▶ **Raw data**
▶
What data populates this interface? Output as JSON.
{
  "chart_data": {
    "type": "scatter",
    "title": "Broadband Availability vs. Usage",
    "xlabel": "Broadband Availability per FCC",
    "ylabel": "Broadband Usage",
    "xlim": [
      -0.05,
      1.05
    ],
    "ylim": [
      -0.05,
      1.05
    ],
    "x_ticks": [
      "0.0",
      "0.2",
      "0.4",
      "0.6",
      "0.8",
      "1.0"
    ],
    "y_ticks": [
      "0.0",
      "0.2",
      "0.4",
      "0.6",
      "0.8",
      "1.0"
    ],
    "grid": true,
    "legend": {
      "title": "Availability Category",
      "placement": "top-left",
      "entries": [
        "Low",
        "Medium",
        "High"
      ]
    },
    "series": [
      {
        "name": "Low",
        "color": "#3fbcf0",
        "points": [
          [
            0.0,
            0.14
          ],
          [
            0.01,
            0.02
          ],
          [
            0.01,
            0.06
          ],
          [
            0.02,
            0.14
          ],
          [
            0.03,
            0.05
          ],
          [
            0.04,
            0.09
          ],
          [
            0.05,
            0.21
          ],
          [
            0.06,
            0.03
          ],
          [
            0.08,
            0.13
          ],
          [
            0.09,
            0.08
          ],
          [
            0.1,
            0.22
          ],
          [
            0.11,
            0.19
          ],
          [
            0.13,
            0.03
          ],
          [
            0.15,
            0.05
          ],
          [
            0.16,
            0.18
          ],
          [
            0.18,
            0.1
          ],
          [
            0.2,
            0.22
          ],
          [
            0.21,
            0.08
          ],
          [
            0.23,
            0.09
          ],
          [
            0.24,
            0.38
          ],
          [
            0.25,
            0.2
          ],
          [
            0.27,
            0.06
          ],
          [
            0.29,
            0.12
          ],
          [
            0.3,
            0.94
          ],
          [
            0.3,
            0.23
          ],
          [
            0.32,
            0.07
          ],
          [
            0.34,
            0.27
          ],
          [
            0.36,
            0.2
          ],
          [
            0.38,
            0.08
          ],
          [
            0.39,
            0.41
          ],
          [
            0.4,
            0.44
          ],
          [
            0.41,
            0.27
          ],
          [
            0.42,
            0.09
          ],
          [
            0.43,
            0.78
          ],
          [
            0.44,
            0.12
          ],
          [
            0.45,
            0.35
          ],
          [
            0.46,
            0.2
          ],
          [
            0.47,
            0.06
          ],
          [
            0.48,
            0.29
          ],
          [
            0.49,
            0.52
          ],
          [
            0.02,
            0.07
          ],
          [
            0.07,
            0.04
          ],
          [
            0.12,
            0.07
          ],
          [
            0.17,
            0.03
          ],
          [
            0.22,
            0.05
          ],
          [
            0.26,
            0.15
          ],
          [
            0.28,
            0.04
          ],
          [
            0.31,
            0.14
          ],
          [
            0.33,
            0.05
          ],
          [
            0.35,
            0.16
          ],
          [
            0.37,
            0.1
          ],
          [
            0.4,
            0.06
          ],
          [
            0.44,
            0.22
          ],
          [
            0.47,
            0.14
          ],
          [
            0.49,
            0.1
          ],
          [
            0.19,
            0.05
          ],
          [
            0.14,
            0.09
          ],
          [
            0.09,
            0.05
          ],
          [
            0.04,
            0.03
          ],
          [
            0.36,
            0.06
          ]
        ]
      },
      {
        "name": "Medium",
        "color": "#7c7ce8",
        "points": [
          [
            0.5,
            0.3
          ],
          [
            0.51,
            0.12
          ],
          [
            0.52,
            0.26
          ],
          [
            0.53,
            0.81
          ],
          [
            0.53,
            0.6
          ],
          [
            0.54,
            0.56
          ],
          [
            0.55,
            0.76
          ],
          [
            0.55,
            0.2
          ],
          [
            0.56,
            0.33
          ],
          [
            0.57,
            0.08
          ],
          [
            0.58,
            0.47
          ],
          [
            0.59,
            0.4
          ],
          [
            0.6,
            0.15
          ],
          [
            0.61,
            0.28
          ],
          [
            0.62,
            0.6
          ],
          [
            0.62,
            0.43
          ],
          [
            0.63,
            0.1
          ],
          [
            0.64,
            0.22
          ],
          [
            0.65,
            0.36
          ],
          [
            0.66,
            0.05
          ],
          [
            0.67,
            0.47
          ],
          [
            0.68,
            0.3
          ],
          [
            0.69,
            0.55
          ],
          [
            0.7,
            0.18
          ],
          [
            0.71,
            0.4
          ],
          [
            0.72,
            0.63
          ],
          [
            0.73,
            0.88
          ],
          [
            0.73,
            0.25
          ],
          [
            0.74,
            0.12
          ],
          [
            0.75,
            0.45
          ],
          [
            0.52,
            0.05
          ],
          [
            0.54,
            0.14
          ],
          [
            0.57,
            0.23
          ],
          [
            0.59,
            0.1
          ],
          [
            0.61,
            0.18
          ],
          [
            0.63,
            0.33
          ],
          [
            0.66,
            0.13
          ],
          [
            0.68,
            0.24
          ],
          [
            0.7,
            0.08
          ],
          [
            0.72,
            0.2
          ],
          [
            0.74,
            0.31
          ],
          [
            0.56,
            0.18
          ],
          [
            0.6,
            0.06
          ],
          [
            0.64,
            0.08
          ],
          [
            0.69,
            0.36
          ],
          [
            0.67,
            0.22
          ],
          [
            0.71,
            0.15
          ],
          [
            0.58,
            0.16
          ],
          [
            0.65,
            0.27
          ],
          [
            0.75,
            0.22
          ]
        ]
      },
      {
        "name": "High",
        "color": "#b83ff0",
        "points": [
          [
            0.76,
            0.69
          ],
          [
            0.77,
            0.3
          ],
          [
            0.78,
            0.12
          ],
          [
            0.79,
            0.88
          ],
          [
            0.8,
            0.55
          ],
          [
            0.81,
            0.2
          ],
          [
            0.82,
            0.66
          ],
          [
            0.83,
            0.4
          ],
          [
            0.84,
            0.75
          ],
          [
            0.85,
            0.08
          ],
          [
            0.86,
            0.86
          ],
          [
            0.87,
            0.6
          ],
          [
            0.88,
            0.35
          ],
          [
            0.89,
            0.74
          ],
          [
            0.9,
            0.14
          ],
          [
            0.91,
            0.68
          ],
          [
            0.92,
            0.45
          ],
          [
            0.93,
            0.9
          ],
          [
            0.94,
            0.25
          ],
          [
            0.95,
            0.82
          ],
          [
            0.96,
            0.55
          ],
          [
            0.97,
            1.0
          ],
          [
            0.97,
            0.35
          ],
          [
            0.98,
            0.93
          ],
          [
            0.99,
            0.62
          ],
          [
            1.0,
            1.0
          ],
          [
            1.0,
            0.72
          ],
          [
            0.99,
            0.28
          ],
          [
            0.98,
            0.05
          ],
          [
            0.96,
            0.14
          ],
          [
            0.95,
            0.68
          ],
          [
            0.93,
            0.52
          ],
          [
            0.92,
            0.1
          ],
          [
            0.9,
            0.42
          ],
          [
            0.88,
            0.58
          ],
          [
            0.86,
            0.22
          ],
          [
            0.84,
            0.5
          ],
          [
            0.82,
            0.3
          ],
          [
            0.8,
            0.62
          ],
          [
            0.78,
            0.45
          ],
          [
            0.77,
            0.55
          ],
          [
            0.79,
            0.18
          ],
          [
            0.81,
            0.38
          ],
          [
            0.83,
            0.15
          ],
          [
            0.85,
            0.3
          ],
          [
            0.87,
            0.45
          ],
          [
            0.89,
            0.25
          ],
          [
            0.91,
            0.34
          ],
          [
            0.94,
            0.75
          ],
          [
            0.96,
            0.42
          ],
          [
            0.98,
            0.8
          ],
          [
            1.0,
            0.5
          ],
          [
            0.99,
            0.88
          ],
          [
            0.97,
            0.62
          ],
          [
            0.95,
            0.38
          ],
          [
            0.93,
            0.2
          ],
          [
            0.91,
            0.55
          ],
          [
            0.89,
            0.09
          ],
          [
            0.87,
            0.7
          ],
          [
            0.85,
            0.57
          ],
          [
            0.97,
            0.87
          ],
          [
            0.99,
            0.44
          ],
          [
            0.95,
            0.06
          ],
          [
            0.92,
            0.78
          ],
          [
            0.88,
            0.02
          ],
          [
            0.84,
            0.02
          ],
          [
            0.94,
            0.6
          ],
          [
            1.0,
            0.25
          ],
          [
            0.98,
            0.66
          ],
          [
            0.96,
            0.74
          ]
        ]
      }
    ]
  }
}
◀
▶
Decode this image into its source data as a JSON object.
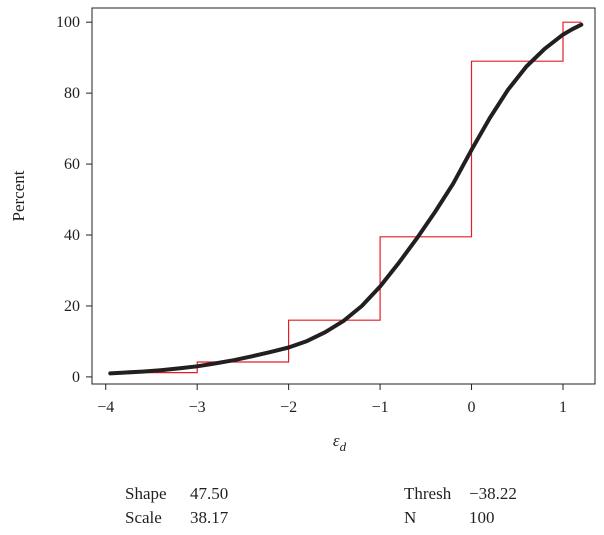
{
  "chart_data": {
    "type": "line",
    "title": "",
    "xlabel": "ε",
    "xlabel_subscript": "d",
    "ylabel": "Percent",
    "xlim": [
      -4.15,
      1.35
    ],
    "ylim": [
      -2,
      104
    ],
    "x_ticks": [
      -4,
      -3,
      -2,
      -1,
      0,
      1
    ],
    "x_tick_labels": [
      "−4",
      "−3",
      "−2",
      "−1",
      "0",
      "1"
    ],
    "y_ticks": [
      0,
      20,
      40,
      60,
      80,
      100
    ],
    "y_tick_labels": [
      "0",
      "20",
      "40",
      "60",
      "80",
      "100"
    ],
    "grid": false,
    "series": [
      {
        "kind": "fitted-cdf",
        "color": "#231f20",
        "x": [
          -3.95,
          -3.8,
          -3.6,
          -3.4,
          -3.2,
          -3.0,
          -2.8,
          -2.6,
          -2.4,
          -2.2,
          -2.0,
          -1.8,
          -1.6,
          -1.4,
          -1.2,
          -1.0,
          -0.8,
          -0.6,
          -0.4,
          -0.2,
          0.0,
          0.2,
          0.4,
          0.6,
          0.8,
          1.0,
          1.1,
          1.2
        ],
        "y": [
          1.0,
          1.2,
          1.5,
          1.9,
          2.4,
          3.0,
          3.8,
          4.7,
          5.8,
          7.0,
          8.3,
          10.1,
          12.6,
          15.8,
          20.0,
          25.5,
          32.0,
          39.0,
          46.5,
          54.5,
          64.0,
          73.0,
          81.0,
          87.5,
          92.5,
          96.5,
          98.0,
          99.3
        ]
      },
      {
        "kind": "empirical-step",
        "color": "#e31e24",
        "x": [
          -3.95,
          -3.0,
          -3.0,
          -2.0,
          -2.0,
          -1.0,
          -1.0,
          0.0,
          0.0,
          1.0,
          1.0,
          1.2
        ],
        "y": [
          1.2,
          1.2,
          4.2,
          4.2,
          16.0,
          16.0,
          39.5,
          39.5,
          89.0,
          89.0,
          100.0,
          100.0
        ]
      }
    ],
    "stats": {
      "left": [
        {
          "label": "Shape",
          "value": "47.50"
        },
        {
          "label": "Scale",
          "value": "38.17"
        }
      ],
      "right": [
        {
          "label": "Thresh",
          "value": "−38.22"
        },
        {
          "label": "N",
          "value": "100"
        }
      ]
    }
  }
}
◀
▶ **Description of the task**
Go through the records and copy each line with "title" in it.

▶ **Answer in full**
    "title": "Broadband Availability vs. Usage",
      "title": "Availability Category",
    "title": "",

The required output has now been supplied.